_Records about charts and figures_
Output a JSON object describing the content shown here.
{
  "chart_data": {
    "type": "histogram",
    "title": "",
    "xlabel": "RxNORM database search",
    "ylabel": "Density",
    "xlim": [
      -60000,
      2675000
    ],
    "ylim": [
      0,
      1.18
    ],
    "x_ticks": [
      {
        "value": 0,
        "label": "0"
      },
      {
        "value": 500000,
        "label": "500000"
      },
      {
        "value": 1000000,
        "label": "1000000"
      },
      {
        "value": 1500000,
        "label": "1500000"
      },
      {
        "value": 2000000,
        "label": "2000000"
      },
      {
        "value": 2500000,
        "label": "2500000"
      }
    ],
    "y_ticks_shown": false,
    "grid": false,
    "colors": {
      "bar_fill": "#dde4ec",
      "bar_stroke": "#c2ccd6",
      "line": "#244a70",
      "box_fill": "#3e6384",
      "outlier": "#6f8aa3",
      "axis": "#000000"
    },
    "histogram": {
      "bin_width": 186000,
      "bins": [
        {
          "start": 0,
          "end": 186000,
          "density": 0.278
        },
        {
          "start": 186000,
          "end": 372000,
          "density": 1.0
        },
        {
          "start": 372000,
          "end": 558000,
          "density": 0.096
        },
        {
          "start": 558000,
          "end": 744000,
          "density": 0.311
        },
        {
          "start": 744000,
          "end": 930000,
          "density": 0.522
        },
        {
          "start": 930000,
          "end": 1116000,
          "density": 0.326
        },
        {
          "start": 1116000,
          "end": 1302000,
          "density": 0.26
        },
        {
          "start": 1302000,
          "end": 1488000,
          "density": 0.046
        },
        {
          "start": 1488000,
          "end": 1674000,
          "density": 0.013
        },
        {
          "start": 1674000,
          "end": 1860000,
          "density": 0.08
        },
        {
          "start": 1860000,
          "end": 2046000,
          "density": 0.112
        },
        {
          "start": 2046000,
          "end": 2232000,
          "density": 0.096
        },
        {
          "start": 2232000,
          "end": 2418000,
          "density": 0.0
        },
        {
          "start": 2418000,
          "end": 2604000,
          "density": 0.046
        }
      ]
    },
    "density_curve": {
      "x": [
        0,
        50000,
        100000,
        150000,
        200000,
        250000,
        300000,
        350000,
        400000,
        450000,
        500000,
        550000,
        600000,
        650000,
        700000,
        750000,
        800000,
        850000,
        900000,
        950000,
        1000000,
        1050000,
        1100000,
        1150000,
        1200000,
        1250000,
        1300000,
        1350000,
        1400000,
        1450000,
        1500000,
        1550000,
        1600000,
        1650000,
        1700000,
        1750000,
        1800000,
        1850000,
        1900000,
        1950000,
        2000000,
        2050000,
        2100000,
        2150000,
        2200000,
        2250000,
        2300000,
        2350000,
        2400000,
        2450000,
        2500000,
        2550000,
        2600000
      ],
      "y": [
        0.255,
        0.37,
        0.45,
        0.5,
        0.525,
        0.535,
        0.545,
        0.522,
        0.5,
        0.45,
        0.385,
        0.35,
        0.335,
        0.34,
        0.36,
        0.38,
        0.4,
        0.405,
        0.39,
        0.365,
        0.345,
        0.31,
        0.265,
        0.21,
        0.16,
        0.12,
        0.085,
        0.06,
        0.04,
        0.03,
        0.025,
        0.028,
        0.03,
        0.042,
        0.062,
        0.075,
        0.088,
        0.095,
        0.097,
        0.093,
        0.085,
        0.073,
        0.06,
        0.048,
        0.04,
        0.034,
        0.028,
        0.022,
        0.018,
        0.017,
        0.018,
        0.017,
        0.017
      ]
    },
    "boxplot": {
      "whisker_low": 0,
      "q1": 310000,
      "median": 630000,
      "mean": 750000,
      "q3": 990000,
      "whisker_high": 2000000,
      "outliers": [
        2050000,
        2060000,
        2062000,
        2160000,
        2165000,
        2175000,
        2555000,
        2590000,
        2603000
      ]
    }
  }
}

_Exercise prompt_
Print the records above in full, exactly.

_Result for this task_
Output a JSON object describing the content shown here.
{
  "chart_data": {
    "type": "histogram",
    "title": "",
    "xlabel": "RxNORM database search",
    "ylabel": "Density",
    "xlim": [
      -60000,
      2675000
    ],
    "ylim": [
      0,
      1.18
    ],
    "x_ticks": [
      {
        "value": 0,
        "label": "0"
      },
      {
        "value": 500000,
        "label": "500000"
      },
      {
        "value": 1000000,
        "label": "1000000"
      },
      {
        "value": 1500000,
        "label": "1500000"
      },
      {
        "value": 2000000,
        "label": "2000000"
      },
      {
        "value": 2500000,
        "label": "2500000"
      }
    ],
    "y_ticks_shown": false,
    "grid": false,
    "colors": {
      "bar_fill": "#dde4ec",
      "bar_stroke": "#c2ccd6",
      "line": "#244a70",
      "box_fill": "#3e6384",
      "outlier": "#6f8aa3",
      "axis": "#000000"
    },
    "histogram": {
      "bin_width": 186000,
      "bins": [
        {
          "start": 0,
          "end": 186000,
          "density": 0.278
        },
        {
          "start": 186000,
          "end": 372000,
          "density": 1.0
        },
        {
          "start": 372000,
          "end": 558000,
          "density": 0.096
        },
        {
          "start": 558000,
          "end": 744000,
          "density": 0.311
        },
        {
          "start": 744000,
          "end": 930000,
          "density": 0.522
        },
        {
          "start": 930000,
          "end": 1116000,
          "density": 0.326
        },
        {
          "start": 1116000,
          "end": 1302000,
          "density": 0.26
        },
        {
          "start": 1302000,
          "end": 1488000,
          "density": 0.046
        },
        {
          "start": 1488000,
          "end": 1674000,
          "density": 0.013
        },
        {
          "start": 1674000,
          "end": 1860000,
          "density": 0.08
        },
        {
          "start": 1860000,
          "end": 2046000,
          "density": 0.112
        },
        {
          "start": 2046000,
          "end": 2232000,
          "density": 0.096
        },
        {
          "start": 2232000,
          "end": 2418000,
          "density": 0.0
        },
        {
          "start": 2418000,
          "end": 2604000,
          "density": 0.046
        }
      ]
    },
    "density_curve": {
      "x": [
        0,
        50000,
        100000,
        150000,
        200000,
        250000,
        300000,
        350000,
        400000,
        450000,
        500000,
        550000,
        600000,
        650000,
        700000,
        750000,
        800000,
        850000,
        900000,
        950000,
        1000000,
        1050000,
        1100000,
        1150000,
        1200000,
        1250000,
        1300000,
        1350000,
        1400000,
        1450000,
        1500000,
        1550000,
        1600000,
        1650000,
        1700000,
        1750000,
        1800000,
        1850000,
        1900000,
        1950000,
        2000000,
        2050000,
        2100000,
        2150000,
        2200000,
        2250000,
        2300000,
        2350000,
        2400000,
        2450000,
        2500000,
        2550000,
        2600000
      ],
      "y": [
        0.255,
        0.37,
        0.45,
        0.5,
        0.525,
        0.535,
        0.545,
        0.522,
        0.5,
        0.45,
        0.385,
        0.35,
        0.335,
        0.34,
        0.36,
        0.38,
        0.4,
        0.405,
        0.39,
        0.365,
        0.345,
        0.31,
        0.265,
        0.21,
        0.16,
        0.12,
        0.085,
        0.06,
        0.04,
        0.03,
        0.025,
        0.028,
        0.03,
        0.042,
        0.062,
        0.075,
        0.088,
        0.095,
        0.097,
        0.093,
        0.085,
        0.073,
        0.06,
        0.048,
        0.04,
        0.034,
        0.028,
        0.022,
        0.018,
        0.017,
        0.018,
        0.017,
        0.017
      ]
    },
    "boxplot": {
      "whisker_low": 0,
      "q1": 310000,
      "median": 630000,
      "mean": 750000,
      "q3": 990000,
      "whisker_high": 2000000,
      "outliers": [
        2050000,
        2060000,
        2062000,
        2160000,
        2165000,
        2175000,
        2555000,
        2590000,
        2603000
      ]
    }
  }
}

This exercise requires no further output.